Your instructions >> Take the line that contains "Parse this screenshot: output" and every line after it in the material below, and quote them exactly.

#### Dataset content

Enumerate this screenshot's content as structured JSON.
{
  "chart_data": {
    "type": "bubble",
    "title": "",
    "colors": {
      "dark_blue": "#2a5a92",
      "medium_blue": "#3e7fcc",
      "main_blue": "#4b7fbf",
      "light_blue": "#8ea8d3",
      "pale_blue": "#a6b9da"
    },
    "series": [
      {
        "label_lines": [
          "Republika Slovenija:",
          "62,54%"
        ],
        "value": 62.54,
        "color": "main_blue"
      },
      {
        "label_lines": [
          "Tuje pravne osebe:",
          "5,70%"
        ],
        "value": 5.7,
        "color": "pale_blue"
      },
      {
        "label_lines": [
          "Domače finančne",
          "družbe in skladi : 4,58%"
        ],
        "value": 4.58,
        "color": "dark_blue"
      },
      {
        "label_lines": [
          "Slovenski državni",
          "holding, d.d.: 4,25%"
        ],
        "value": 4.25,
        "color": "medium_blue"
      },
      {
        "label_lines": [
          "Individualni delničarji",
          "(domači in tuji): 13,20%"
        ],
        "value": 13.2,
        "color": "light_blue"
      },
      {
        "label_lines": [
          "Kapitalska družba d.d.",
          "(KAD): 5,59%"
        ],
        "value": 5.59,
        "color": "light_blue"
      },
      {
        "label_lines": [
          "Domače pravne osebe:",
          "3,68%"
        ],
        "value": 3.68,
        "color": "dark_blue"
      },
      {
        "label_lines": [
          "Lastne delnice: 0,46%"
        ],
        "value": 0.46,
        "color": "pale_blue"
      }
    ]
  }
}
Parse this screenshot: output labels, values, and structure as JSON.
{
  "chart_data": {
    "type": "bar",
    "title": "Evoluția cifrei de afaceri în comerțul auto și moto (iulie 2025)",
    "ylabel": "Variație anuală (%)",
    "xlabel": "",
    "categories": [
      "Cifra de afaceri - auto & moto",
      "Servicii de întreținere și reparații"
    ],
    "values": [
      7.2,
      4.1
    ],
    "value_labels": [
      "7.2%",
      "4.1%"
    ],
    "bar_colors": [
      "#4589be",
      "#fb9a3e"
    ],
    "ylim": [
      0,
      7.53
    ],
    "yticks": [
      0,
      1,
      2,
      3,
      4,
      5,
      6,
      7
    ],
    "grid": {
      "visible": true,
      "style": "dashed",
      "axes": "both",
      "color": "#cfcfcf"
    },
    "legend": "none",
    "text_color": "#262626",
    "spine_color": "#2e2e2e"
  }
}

########

Response to this exercise >>
Parse this screenshot: output labels, values, and structure as JSON.
{
  "chart_data": {
    "type": "bar",
    "title": "Evoluția cifrei de afaceri în comerțul auto și moto (iulie 2025)",
    "ylabel": "Variație anuală (%)",
    "xlabel": "",
    "categories": [
      "Cifra de afaceri - auto & moto",
      "Servicii de întreținere și reparații"
    ],
    "values": [
      7.2,
      4.1
    ],
    "value_labels": [
      "7.2%",
      "4.1%"
    ],
    "bar_colors": [
      "#4589be",
      "#fb9a3e"
    ],
    "ylim": [
      0,
      7.53
    ],
    "yticks": [
      0,
      1,
      2,
      3,
      4,
      5,
      6,
      7
    ],
    "grid": {
      "visible": true,
      "style": "dashed",
      "axes": "both",
      "color": "#cfcfcf"
    },
    "legend": "none",
    "text_color": "#262626",
    "spine_color": "#2e2e2e"
  }
}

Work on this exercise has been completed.